TEXTAUSZUG:
━━━
Fragen des ADFC und unsere Antworten zum Radverkehr

Anlässlich der Kommunalwahl 2024 schickte der Fellbacher ADFC die folgenden Fragen an alle Fellbacher Parteien und Gruppierungen.

Wir präsentieren unsere Antworten.

Frage 1: Radfahren entlastet…

das vor allem zu den Stoßzeiten sehr hohe Verkehrsaufkommen in Fellbach, wenn es genügend breite Radwege, sichere Kreuzungen und eine vernünftige Verkehrsführung gibt. Einiges hat sich in den vergangenen Jahren gebessert, aber es bestehen immer noch neuralgische Punkte im Radverkehr. Wo sehen Sie Handlungsbedarf und mit welchen Projekten wollen Sie das Radfahren in Fellbach fördern?
━━━
ZU BEARBEITENDE AUFGABEN:
1. Aus welchem Anlass schickte der Fellbacher ADFC laut dem Text zum Radverkehr in Fellbach seine Fragen an die Parteien und Gruppierungen?
2. Führen Sie den Text zum Radverkehr in Fellbach im Anschluss an seinen letzten Satz fort.
Die nachstehenden Zeilen haben mit dem Text zum Radverkehr in Fellbach nichts zu tun.

[Einträge aus einem Datensatz]
━━━
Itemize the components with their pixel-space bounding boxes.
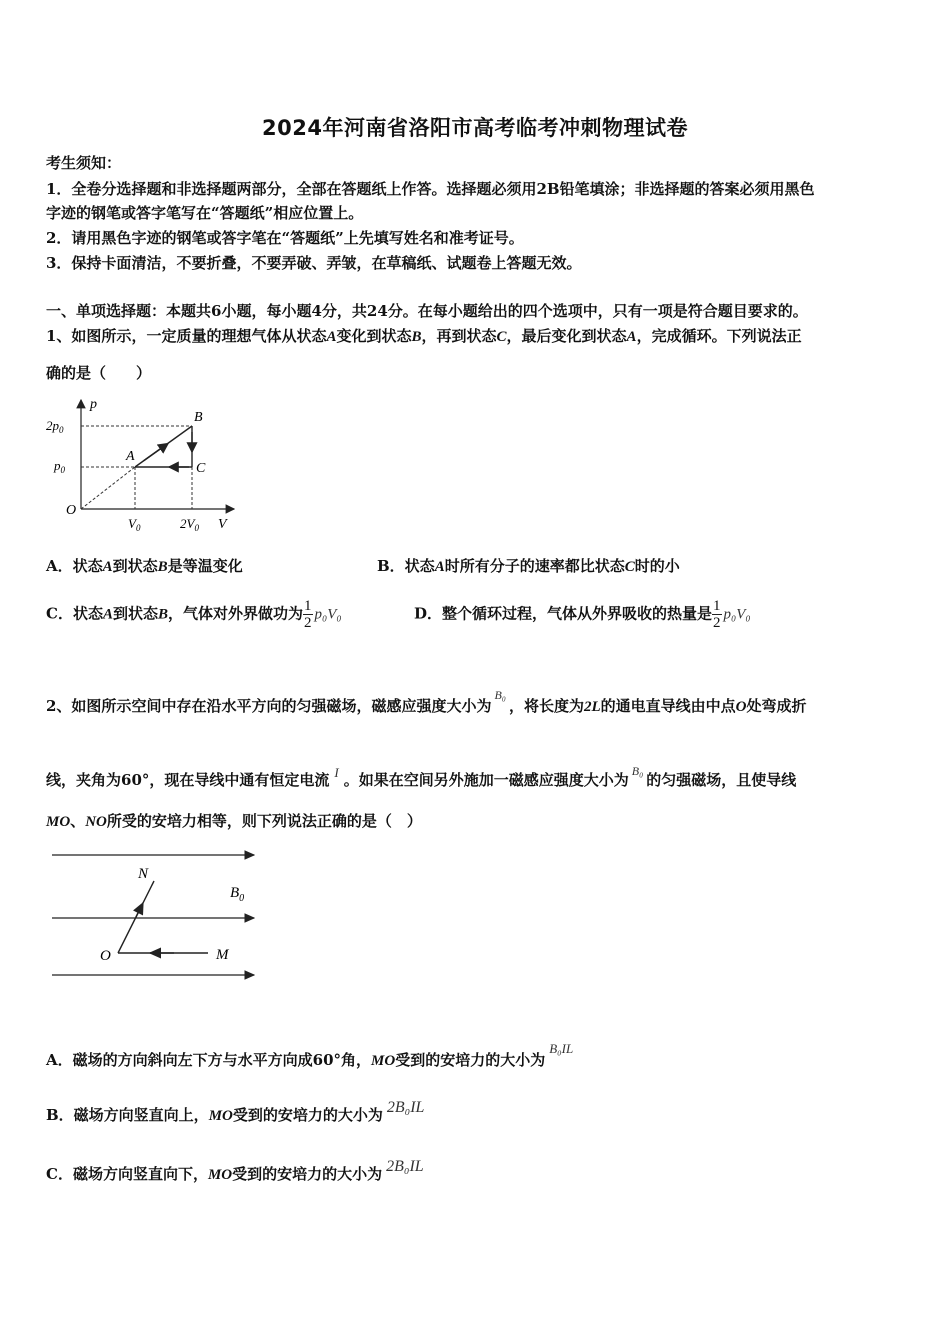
svg-text:2V0: $2V_0$ [180, 516, 199, 533]
q2-option-c[interactable]: C．磁场方向竖直向下，MO受到的安培力的大小为 2B₀IL [46, 1158, 424, 1183]
question-2-line-1: 2、如图所示空间中存在沿水平方向的匀强磁场，磁感应强度大小为$^{B_0}$，将长度为2L的通电直导线由中点O处弯成折 [46, 688, 807, 715]
notice-item-2: 2．请用黑色字迹的钢笔或答字笔在“答题纸”上先填写姓名和准考证号。 [46, 229, 524, 247]
svg-text:p0: $p_0$ [54, 458, 65, 475]
question-1-line-1: 1、如图所示，一定质量的理想气体从状态A变化到状态B，再到状态C，最后变化到状态A，完成循环。下列说法正 [46, 327, 802, 345]
pv-diagram [44, 392, 244, 537]
svg-text:2p0: $2p_0$ [46, 418, 64, 435]
svg-text:O: O [66, 503, 77, 518]
svg-text:p: p [90, 397, 97, 412]
page-title: 2024年河南省洛阳市高考临考冲刺物理试卷 [262, 116, 688, 140]
notice-item-3: 3．保持卡面清洁，不要折叠，不要弄破、弄皱，在草稿纸、试题卷上答题无效。 [46, 254, 582, 272]
question-1-line-2: 确的是（ ） [46, 364, 152, 382]
svg-text:A: A [126, 449, 135, 464]
q1-option-c[interactable]: C．状态A到状态B，气体对外界做功为 $\frac{1}{2}$ p₀V₀ [46, 598, 342, 631]
question-2-line-2: 线，夹角为60°，现在导线中通有恒定电流 I 。如果在空间另外施加一磁感应强度大小为 $^{B_0}$ 的匀强磁场，且使导线 [46, 764, 797, 789]
fraction: $\frac{1}{2}$ [304, 598, 312, 631]
q1-option-d[interactable]: D．整个循环过程，气体从外界吸收的热量是 $\frac{1}{2}$ p₀V₀ [414, 598, 751, 631]
section-heading: 一、单项选择题：本题共6小题，每小题4分，共24分。在每小题给出的四个选项中，只有一项是符合题目要求的。 [46, 302, 808, 320]
notice-item-1-line-1: 1．全卷分选择题和非选择题两部分，全部在答题纸上作答。选择题必须用2B铅笔填涂；非选择题的答案必须用黑色 [46, 180, 815, 198]
fraction: $\frac{1}{2}$ [713, 598, 721, 631]
svg-text:B: B [194, 410, 203, 425]
q1-option-a[interactable]: A．状态A到状态B是等温变化 [46, 557, 243, 575]
magnetic-field-diagram [44, 845, 269, 985]
notice-item-1-line-2: 字迹的钢笔或答字笔写在“答题纸”相应位置上。 [46, 204, 364, 222]
svg-text:V: V [218, 517, 227, 532]
q2-option-a[interactable]: A．磁场的方向斜向左下方与水平方向成60°角，MO受到的安培力的大小为B₀IL [46, 1041, 574, 1069]
svg-text:C: C [196, 461, 206, 476]
notice-heading: 考生须知： [46, 154, 122, 172]
svg-text:N: N [138, 866, 149, 882]
q1-option-b[interactable]: B．状态A时所有分子的速率都比状态C时的小 [377, 557, 680, 575]
svg-text:O: O [100, 948, 111, 964]
svg-text:V0: $V_0$ [128, 516, 141, 533]
svg-text:M: M [216, 947, 229, 963]
q2-option-b[interactable]: B．磁场方向竖直向上，MO受到的安培力的大小为 2B₀IL [46, 1099, 425, 1124]
question-2-line-3: MO、NO所受的安培力相等，则下列说法正确的是（ ） [46, 812, 422, 830]
svg-text:B0: $B_0$ [230, 885, 245, 904]
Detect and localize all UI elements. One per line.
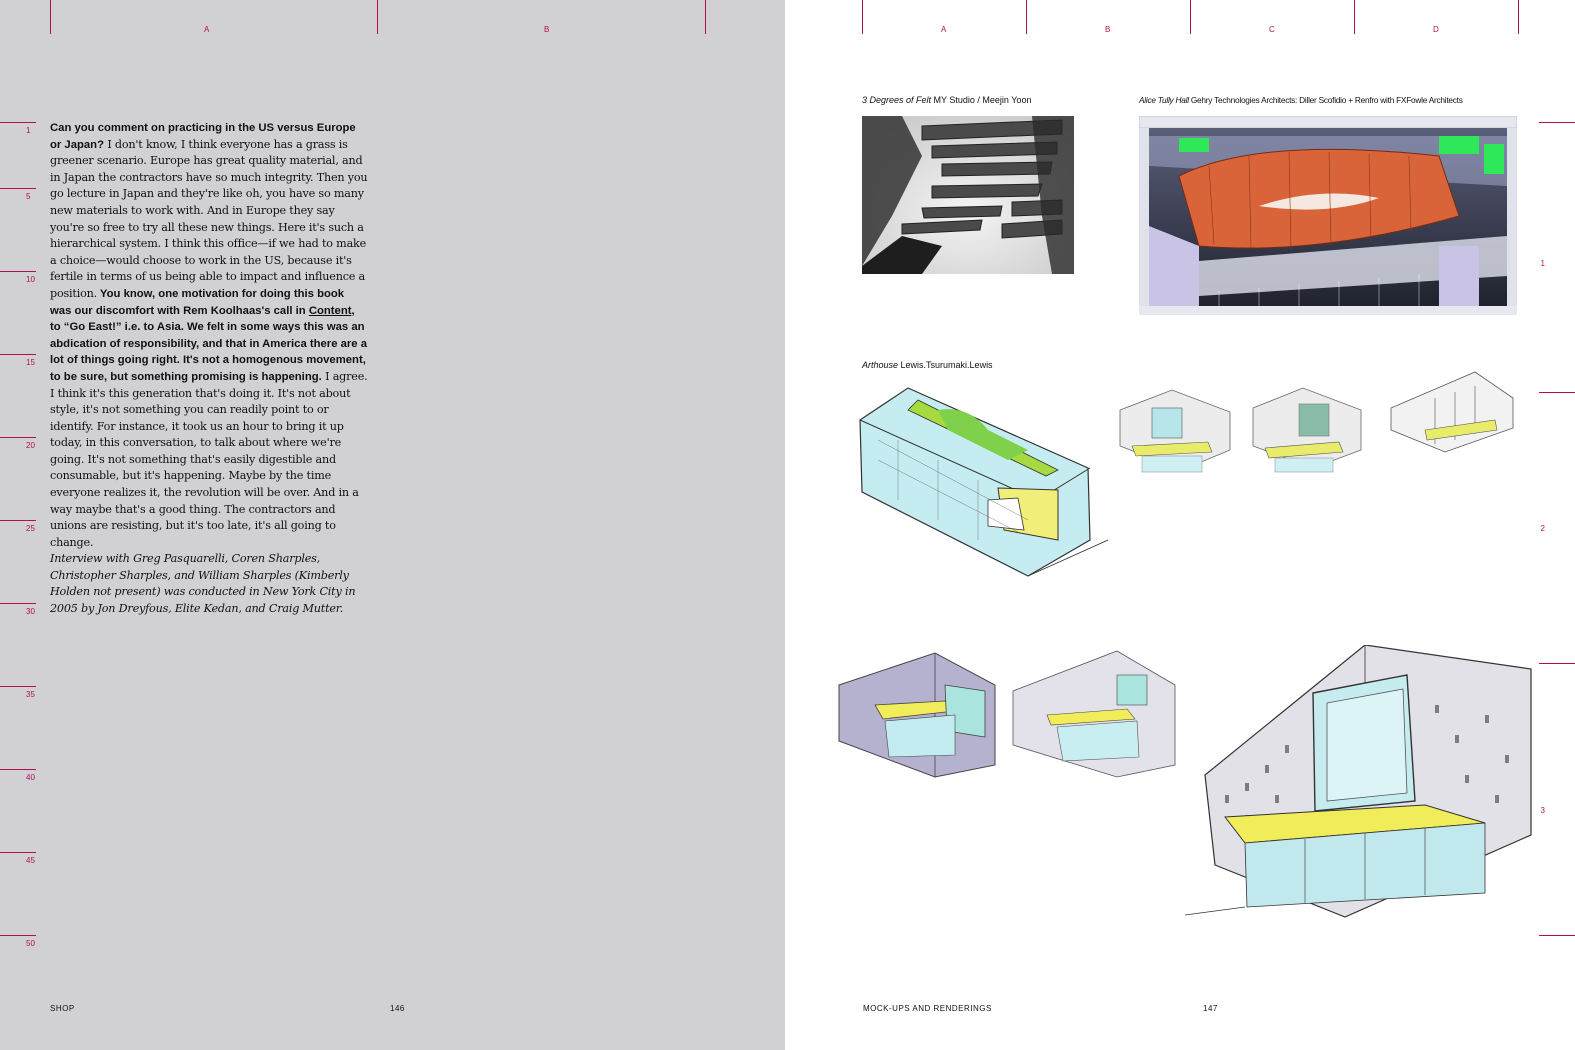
━━━
LÖSUNGEN DER AUFGABEN:
1. Anlässlich der Kommunalwahl 2024.

2.
Antwort:

Im Mittelpunkt unserer Politik stehen seit jeher Nachhaltigkeit und Mobilität und hier ganz besonders Rad- und Fußverkehr. Dabei ist die Trennung von Rad und Fuß von zentraler Bedeutung. Die entflochtenen Rad- und Fußwege brauchen eine entsprechende Infrastruktur, beispielsweise ein funktionierendes Radwegenetz. Die Einrichtung der ersten Fahrradstraßen Fellbachs geht auf die Initiative unserer Fraktion zurück.

Unsere Arbeitsgruppe Mobilität, die nicht nur aus Grünen-Mitgliedern besteht, war immer sehr aktiv. Sie nahm an Bürgerbeteiligungen (wie STAFFEL25 und Verkehrsentwicklungsplan, VEP) teil und lieferte auch in Eigeninitiative Ideen und Impulse für die Verantwortlichen in der Stadtverwaltung.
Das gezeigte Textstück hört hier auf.